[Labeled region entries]
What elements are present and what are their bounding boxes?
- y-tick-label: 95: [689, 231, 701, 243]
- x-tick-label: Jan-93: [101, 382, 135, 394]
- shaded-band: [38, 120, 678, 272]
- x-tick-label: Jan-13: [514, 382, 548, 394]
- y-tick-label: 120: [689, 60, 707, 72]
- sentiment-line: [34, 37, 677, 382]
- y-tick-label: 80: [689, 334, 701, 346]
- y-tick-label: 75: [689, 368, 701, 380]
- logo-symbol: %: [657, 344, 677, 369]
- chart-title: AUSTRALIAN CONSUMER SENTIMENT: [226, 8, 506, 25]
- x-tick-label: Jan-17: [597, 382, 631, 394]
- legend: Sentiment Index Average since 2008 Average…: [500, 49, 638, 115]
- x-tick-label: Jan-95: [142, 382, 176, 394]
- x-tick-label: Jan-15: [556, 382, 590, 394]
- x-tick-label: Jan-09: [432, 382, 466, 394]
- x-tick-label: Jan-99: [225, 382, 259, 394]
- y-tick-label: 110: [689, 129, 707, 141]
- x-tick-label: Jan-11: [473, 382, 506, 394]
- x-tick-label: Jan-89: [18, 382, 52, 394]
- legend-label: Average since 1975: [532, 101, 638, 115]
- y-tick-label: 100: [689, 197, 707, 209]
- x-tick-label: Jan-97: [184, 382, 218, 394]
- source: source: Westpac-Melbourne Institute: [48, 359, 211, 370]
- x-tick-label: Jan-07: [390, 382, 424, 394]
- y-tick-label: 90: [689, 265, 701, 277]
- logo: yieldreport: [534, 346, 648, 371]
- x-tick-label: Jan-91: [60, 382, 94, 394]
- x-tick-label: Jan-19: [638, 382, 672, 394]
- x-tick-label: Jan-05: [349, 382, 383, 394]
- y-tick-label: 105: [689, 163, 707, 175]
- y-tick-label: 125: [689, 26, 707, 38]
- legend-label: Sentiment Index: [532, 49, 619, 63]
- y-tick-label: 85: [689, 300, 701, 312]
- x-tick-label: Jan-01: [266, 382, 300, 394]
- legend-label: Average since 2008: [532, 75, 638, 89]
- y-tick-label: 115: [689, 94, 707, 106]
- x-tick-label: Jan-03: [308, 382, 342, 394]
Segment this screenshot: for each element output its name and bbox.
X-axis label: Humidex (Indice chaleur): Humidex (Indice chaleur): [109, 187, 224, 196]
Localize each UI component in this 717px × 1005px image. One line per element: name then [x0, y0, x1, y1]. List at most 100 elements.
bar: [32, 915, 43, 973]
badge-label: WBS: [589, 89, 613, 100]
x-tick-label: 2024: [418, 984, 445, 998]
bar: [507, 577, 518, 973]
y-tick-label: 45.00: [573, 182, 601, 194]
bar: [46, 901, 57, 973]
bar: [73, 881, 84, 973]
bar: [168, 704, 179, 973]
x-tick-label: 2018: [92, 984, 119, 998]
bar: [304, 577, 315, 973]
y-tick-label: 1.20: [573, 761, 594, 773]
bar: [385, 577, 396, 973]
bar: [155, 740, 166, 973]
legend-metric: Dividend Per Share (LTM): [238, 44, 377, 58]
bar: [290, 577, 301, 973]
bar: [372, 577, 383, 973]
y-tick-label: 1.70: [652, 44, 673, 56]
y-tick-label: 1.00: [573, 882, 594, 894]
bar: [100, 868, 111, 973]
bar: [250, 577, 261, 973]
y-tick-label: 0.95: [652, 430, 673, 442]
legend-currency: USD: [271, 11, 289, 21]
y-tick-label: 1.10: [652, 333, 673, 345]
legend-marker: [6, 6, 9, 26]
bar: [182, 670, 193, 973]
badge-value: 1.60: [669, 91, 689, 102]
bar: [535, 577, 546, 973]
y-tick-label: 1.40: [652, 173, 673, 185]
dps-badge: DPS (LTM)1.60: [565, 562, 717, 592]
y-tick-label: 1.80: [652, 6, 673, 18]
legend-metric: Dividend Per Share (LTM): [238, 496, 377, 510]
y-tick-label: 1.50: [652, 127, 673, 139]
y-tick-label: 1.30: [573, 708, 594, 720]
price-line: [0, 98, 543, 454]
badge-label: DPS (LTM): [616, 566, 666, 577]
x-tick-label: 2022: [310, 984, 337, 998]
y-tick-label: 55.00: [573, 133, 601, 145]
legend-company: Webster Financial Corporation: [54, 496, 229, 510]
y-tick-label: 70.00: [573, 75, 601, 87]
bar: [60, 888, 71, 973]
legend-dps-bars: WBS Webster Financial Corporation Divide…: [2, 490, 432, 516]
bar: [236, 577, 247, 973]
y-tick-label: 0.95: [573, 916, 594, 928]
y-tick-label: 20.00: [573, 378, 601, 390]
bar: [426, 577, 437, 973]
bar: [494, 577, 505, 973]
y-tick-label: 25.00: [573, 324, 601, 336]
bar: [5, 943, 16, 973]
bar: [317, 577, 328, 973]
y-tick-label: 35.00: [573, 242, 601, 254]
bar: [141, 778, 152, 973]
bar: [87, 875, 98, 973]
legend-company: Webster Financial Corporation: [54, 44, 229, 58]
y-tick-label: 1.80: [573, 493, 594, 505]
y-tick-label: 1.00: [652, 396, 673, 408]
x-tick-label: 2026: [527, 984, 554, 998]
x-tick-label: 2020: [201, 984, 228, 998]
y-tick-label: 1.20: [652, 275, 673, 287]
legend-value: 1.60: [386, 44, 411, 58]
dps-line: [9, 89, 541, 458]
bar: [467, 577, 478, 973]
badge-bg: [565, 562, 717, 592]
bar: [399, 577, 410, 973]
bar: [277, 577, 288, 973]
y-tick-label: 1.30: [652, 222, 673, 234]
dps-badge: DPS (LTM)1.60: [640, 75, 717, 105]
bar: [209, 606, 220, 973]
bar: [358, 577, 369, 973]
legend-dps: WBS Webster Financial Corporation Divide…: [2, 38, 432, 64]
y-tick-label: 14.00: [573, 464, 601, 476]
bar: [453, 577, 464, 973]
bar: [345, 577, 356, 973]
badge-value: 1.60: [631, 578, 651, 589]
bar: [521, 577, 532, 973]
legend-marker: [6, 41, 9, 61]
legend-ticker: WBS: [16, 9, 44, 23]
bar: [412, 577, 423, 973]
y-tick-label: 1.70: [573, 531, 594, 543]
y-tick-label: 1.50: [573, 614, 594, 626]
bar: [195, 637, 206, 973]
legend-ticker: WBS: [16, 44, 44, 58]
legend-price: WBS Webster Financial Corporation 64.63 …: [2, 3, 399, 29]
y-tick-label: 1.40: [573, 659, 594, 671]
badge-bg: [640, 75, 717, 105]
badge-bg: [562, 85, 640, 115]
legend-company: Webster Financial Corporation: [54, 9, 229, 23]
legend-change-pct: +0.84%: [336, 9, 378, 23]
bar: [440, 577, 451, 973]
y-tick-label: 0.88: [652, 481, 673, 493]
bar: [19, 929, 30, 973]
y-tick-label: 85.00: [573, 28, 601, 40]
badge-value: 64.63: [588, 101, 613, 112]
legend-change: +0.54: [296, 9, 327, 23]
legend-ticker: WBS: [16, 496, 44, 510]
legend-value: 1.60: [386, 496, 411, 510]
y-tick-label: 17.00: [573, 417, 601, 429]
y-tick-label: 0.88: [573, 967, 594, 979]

● **AIM OF THE EXERCISE**:
Rewrite all of the records above, replacing each occurrence of "y-tick-label" with "y-axis-tick" and keeping everything else unchanged.

● **ANSWER TO THIS EXERCISE**:
What elements are present and what are their bounding boxes?
- y-axis-tick: 95: [689, 231, 701, 243]
- x-tick-label: Jan-93: [101, 382, 135, 394]
- shaded-band: [38, 120, 678, 272]
- x-tick-label: Jan-13: [514, 382, 548, 394]
- y-axis-tick: 120: [689, 60, 707, 72]
- sentiment-line: [34, 37, 677, 382]
- y-axis-tick: 80: [689, 334, 701, 346]
- y-axis-tick: 75: [689, 368, 701, 380]
- logo-symbol: %: [657, 344, 677, 369]
- chart-title: AUSTRALIAN CONSUMER SENTIMENT: [226, 8, 506, 25]
- x-tick-label: Jan-17: [597, 382, 631, 394]
- legend: Sentiment Index Average since 2008 Average…: [500, 49, 638, 115]
- x-tick-label: Jan-95: [142, 382, 176, 394]
- x-tick-label: Jan-15: [556, 382, 590, 394]
- x-tick-label: Jan-09: [432, 382, 466, 394]
- x-tick-label: Jan-99: [225, 382, 259, 394]
- y-axis-tick: 110: [689, 129, 707, 141]
- x-tick-label: Jan-11: [473, 382, 506, 394]
- x-tick-label: Jan-89: [18, 382, 52, 394]
- legend-label: Average since 1975: [532, 101, 638, 115]
- y-axis-tick: 100: [689, 197, 707, 209]
- x-tick-label: Jan-97: [184, 382, 218, 394]
- source: source: Westpac-Melbourne Institute: [48, 359, 211, 370]
- x-tick-label: Jan-07: [390, 382, 424, 394]
- y-axis-tick: 90: [689, 265, 701, 277]
- logo: yieldreport: [534, 346, 648, 371]
- x-tick-label: Jan-91: [60, 382, 94, 394]
- x-tick-label: Jan-19: [638, 382, 672, 394]
- x-tick-label: Jan-05: [349, 382, 383, 394]
- y-axis-tick: 105: [689, 163, 707, 175]
- y-axis-tick: 125: [689, 26, 707, 38]
- legend-label: Sentiment Index: [532, 49, 619, 63]
- y-axis-tick: 85: [689, 300, 701, 312]
- x-tick-label: Jan-01: [266, 382, 300, 394]
- legend-label: Average since 2008: [532, 75, 638, 89]
- y-axis-tick: 115: [689, 94, 707, 106]
- x-tick-label: Jan-03: [308, 382, 342, 394]
Segment this screenshot: for each element output its name and bbox.
X-axis label: Humidex (Indice chaleur): Humidex (Indice chaleur): [109, 187, 224, 196]
Localize each UI component in this 717px × 1005px image. One line per element: name then [x0, y0, x1, y1]. List at most 100 elements.
bar: [32, 915, 43, 973]
badge-label: WBS: [589, 89, 613, 100]
x-tick-label: 2024: [418, 984, 445, 998]
bar: [507, 577, 518, 973]
y-axis-tick: 45.00: [573, 182, 601, 194]
bar: [46, 901, 57, 973]
bar: [73, 881, 84, 973]
bar: [168, 704, 179, 973]
x-tick-label: 2018: [92, 984, 119, 998]
bar: [304, 577, 315, 973]
y-axis-tick: 1.20: [573, 761, 594, 773]
bar: [385, 577, 396, 973]
bar: [155, 740, 166, 973]
legend-metric: Dividend Per Share (LTM): [238, 44, 377, 58]
bar: [290, 577, 301, 973]
bar: [372, 577, 383, 973]
y-axis-tick: 1.70: [652, 44, 673, 56]
y-axis-tick: 1.00: [573, 882, 594, 894]
bar: [100, 868, 111, 973]
bar: [250, 577, 261, 973]
y-axis-tick: 0.95: [652, 430, 673, 442]
legend-currency: USD: [271, 11, 289, 21]
y-axis-tick: 1.10: [652, 333, 673, 345]
legend-marker: [6, 6, 9, 26]
bar: [182, 670, 193, 973]
badge-value: 1.60: [669, 91, 689, 102]
bar: [535, 577, 546, 973]
y-axis-tick: 1.40: [652, 173, 673, 185]
dps-badge: DPS (LTM)1.60: [565, 562, 717, 592]
y-axis-tick: 1.80: [652, 6, 673, 18]
legend-metric: Dividend Per Share (LTM): [238, 496, 377, 510]
y-axis-tick: 1.50: [652, 127, 673, 139]
y-axis-tick: 1.30: [573, 708, 594, 720]
price-line: [0, 98, 543, 454]
badge-label: DPS (LTM): [616, 566, 666, 577]
x-tick-label: 2022: [310, 984, 337, 998]
y-axis-tick: 55.00: [573, 133, 601, 145]
legend-company: Webster Financial Corporation: [54, 496, 229, 510]
y-axis-tick: 70.00: [573, 75, 601, 87]
bar: [60, 888, 71, 973]
legend-dps-bars: WBS Webster Financial Corporation Divide…: [2, 490, 432, 516]
bar: [236, 577, 247, 973]
y-axis-tick: 0.95: [573, 916, 594, 928]
y-axis-tick: 20.00: [573, 378, 601, 390]
bar: [426, 577, 437, 973]
bar: [494, 577, 505, 973]
y-axis-tick: 25.00: [573, 324, 601, 336]
bar: [5, 943, 16, 973]
bar: [317, 577, 328, 973]
y-axis-tick: 35.00: [573, 242, 601, 254]
bar: [141, 778, 152, 973]
bar: [87, 875, 98, 973]
legend-company: Webster Financial Corporation: [54, 44, 229, 58]
y-axis-tick: 1.80: [573, 493, 594, 505]
y-axis-tick: 1.00: [652, 396, 673, 408]
x-tick-label: 2026: [527, 984, 554, 998]
x-tick-label: 2020: [201, 984, 228, 998]
y-axis-tick: 1.20: [652, 275, 673, 287]
legend-value: 1.60: [386, 44, 411, 58]
dps-line: [9, 89, 541, 458]
bar: [467, 577, 478, 973]
badge-bg: [565, 562, 717, 592]
bar: [399, 577, 410, 973]
bar: [277, 577, 288, 973]
y-axis-tick: 1.30: [652, 222, 673, 234]
dps-badge: DPS (LTM)1.60: [640, 75, 717, 105]
bar: [209, 606, 220, 973]
bar: [358, 577, 369, 973]
legend-dps: WBS Webster Financial Corporation Divide…: [2, 38, 432, 64]
y-axis-tick: 14.00: [573, 464, 601, 476]
bar: [453, 577, 464, 973]
bar: [345, 577, 356, 973]
badge-value: 1.60: [631, 578, 651, 589]
bar: [521, 577, 532, 973]
legend-marker: [6, 41, 9, 61]
legend-ticker: WBS: [16, 9, 44, 23]
bar: [412, 577, 423, 973]
y-axis-tick: 1.70: [573, 531, 594, 543]
y-axis-tick: 1.50: [573, 614, 594, 626]
bar: [195, 637, 206, 973]
legend-ticker: WBS: [16, 44, 44, 58]
legend-price: WBS Webster Financial Corporation 64.63 …: [2, 3, 399, 29]
y-axis-tick: 1.40: [573, 659, 594, 671]
badge-bg: [640, 75, 717, 105]
badge-bg: [562, 85, 640, 115]
legend-company: Webster Financial Corporation: [54, 9, 229, 23]
legend-change-pct: +0.84%: [336, 9, 378, 23]
bar: [440, 577, 451, 973]
y-axis-tick: 0.88: [652, 481, 673, 493]
bar: [19, 929, 30, 973]
y-axis-tick: 85.00: [573, 28, 601, 40]
badge-value: 64.63: [588, 101, 613, 112]
legend-change: +0.54: [296, 9, 327, 23]
legend-ticker: WBS: [16, 496, 44, 510]
legend-value: 1.60: [386, 496, 411, 510]
y-axis-tick: 17.00: [573, 417, 601, 429]
y-axis-tick: 0.88: [573, 967, 594, 979]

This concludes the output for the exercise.